● What you will do
Keep the images out and copy every entry below exactly.

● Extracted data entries
+-------+
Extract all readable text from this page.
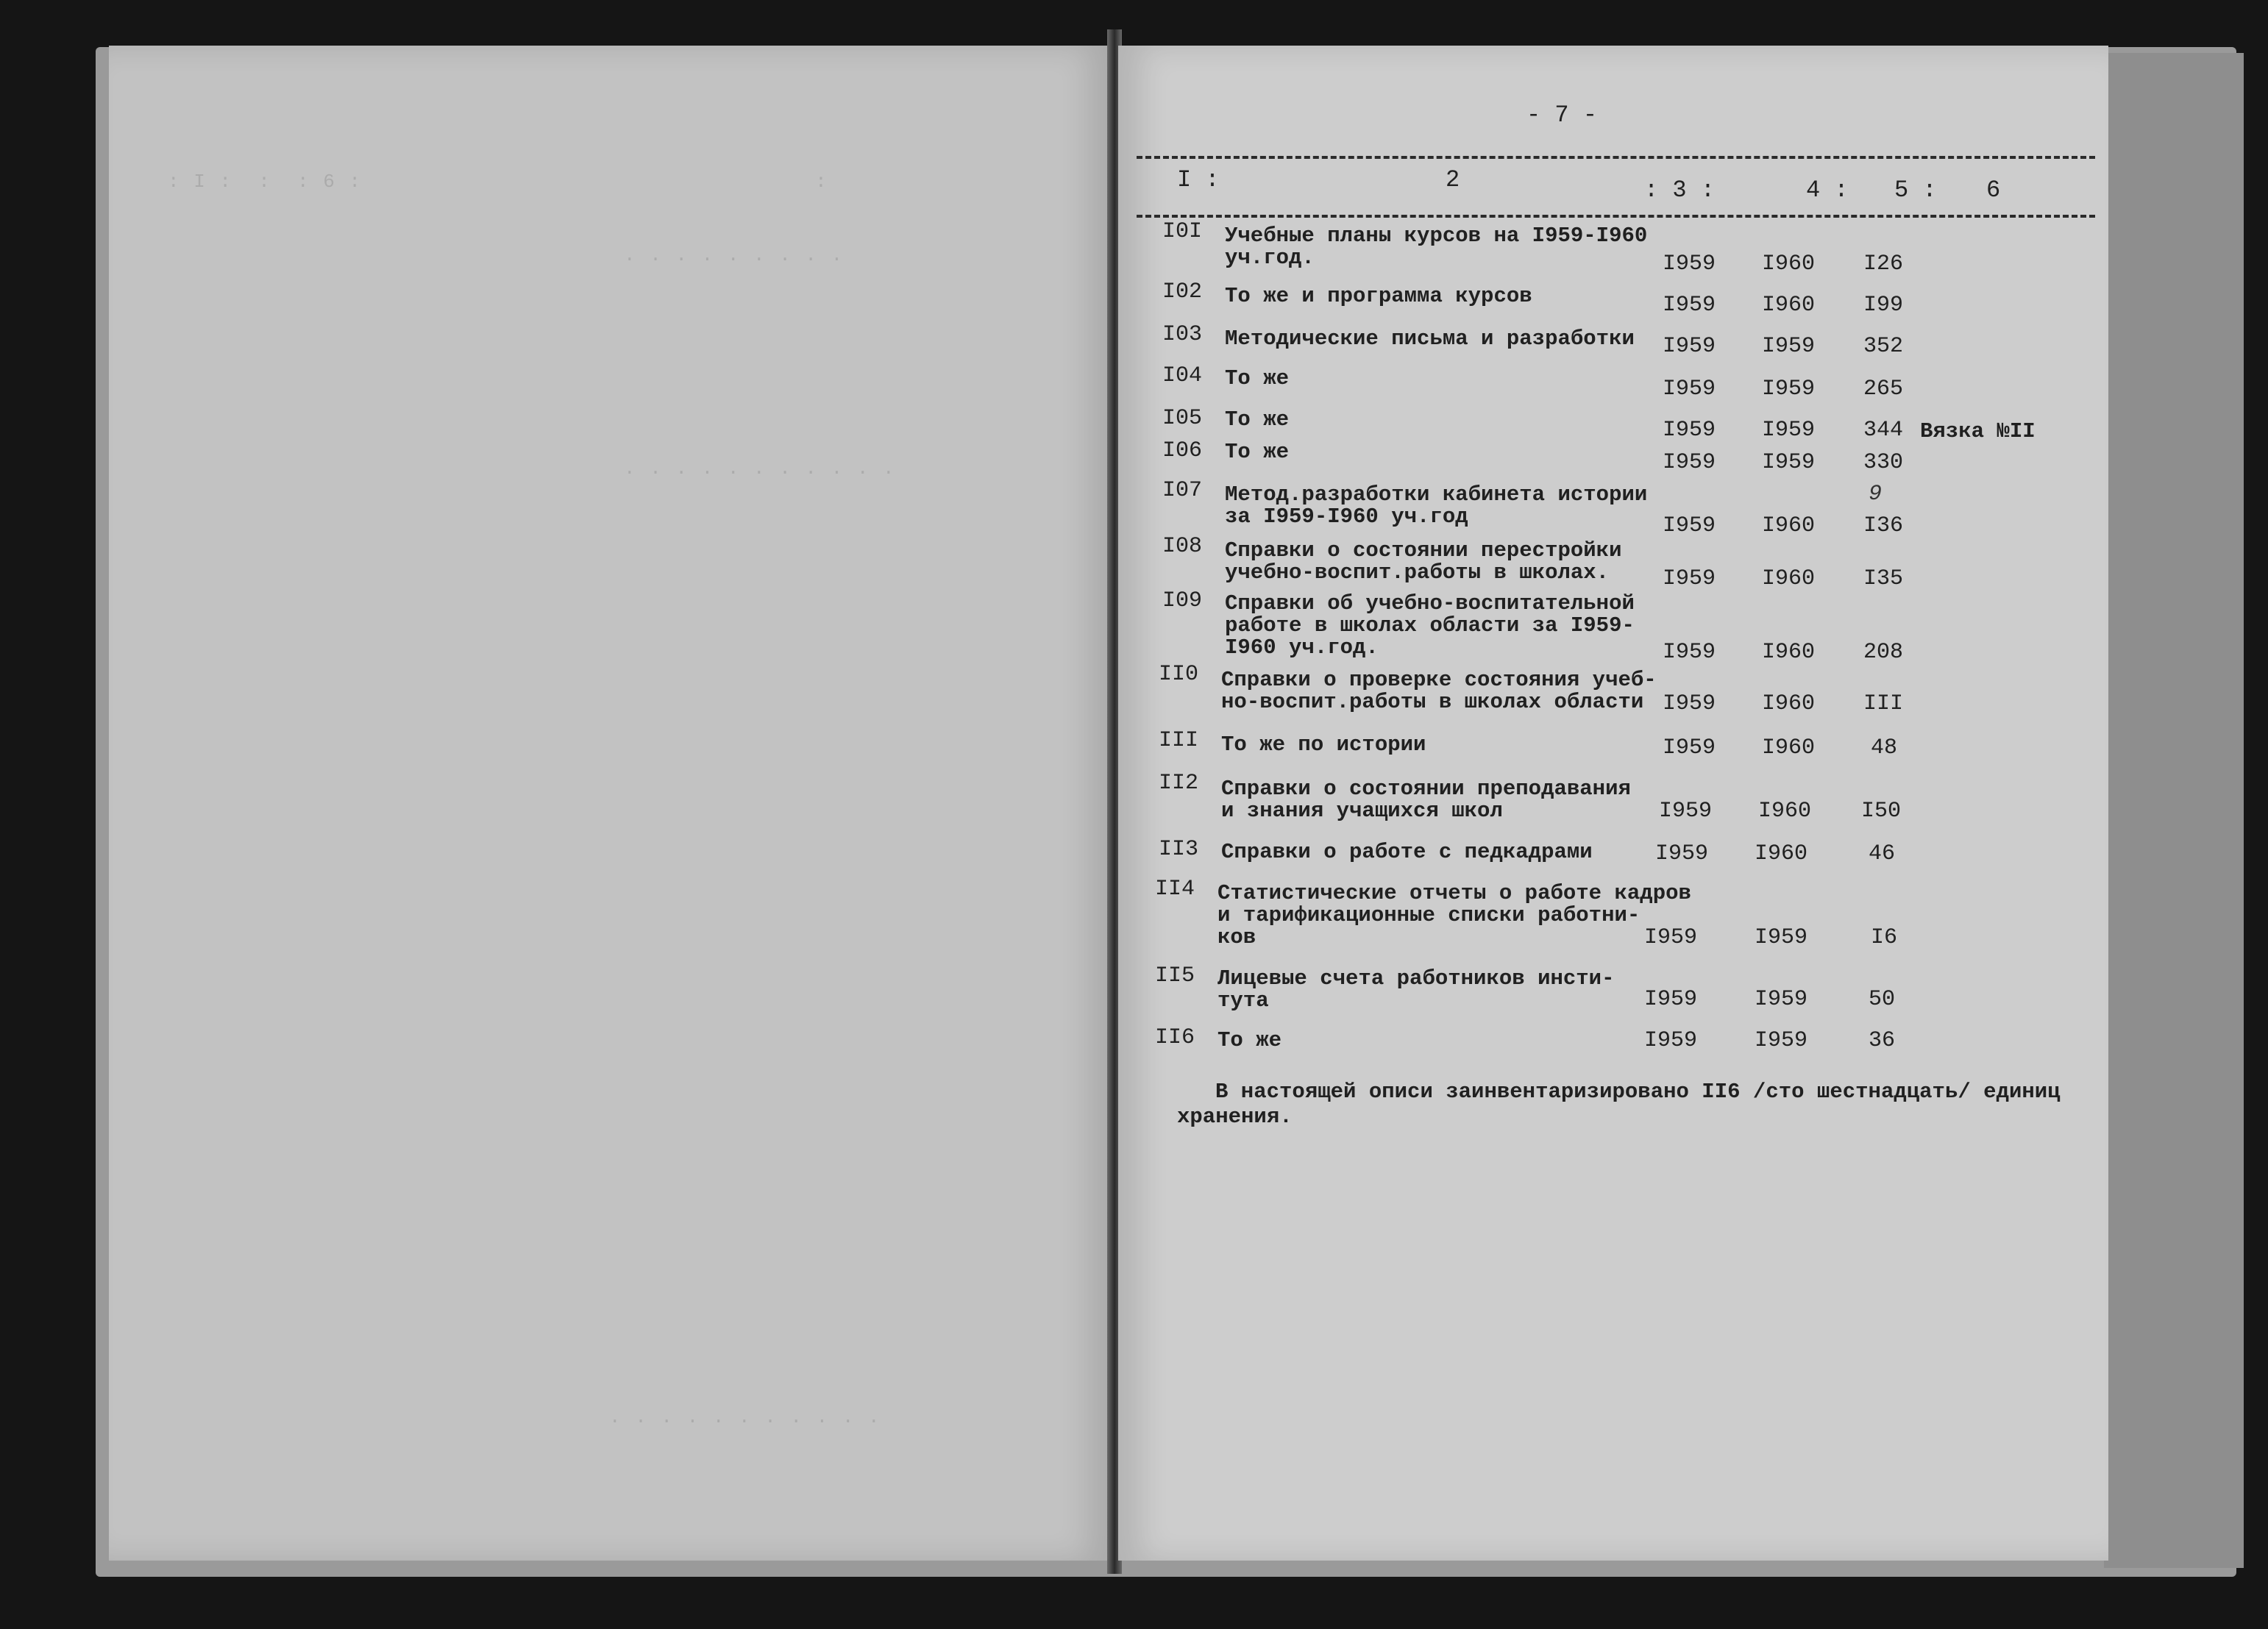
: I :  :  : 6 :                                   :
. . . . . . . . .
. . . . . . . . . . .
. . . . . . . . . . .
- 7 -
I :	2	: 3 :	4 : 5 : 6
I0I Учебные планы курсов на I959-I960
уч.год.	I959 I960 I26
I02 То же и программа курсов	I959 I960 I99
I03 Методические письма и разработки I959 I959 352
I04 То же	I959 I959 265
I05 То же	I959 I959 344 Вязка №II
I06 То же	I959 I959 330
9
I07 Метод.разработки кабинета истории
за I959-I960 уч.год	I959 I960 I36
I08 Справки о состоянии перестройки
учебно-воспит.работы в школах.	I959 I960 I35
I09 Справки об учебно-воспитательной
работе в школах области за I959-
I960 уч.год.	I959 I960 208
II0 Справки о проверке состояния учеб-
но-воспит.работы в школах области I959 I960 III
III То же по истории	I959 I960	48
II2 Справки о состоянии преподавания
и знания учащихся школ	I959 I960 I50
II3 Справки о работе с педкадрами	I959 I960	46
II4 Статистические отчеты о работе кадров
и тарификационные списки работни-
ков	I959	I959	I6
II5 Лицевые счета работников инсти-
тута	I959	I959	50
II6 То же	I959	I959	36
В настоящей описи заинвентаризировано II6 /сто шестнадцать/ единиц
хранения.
+-------+
● Solution
Extract all readable text from this page.
: I :  :  : 6 :                                   :
. . . . . . . . .
. . . . . . . . . . .
. . . . . . . . . . .
- 7 -
I :	2	: 3 :	4 : 5 : 6
I0I Учебные планы курсов на I959-I960
уч.год.	I959 I960 I26
I02 То же и программа курсов	I959 I960 I99
I03 Методические письма и разработки I959 I959 352
I04 То же	I959 I959 265
I05 То же	I959 I959 344 Вязка №II
I06 То же	I959 I959 330
9
I07 Метод.разработки кабинета истории
за I959-I960 уч.год	I959 I960 I36
I08 Справки о состоянии перестройки
учебно-воспит.работы в школах.	I959 I960 I35
I09 Справки об учебно-воспитательной
работе в школах области за I959-
I960 уч.год.	I959 I960 208
II0 Справки о проверке состояния учеб-
но-воспит.работы в школах области I959 I960 III
III То же по истории	I959 I960	48
II2 Справки о состоянии преподавания
и знания учащихся школ	I959 I960 I50
II3 Справки о работе с педкадрами	I959 I960	46
II4 Статистические отчеты о работе кадров
и тарификационные списки работни-
ков	I959	I959	I6
II5 Лицевые счета работников инсти-
тута	I959	I959	50
II6 То же	I959	I959	36
В настоящей описи заинвентаризировано II6 /сто шестнадцать/ единиц
хранения.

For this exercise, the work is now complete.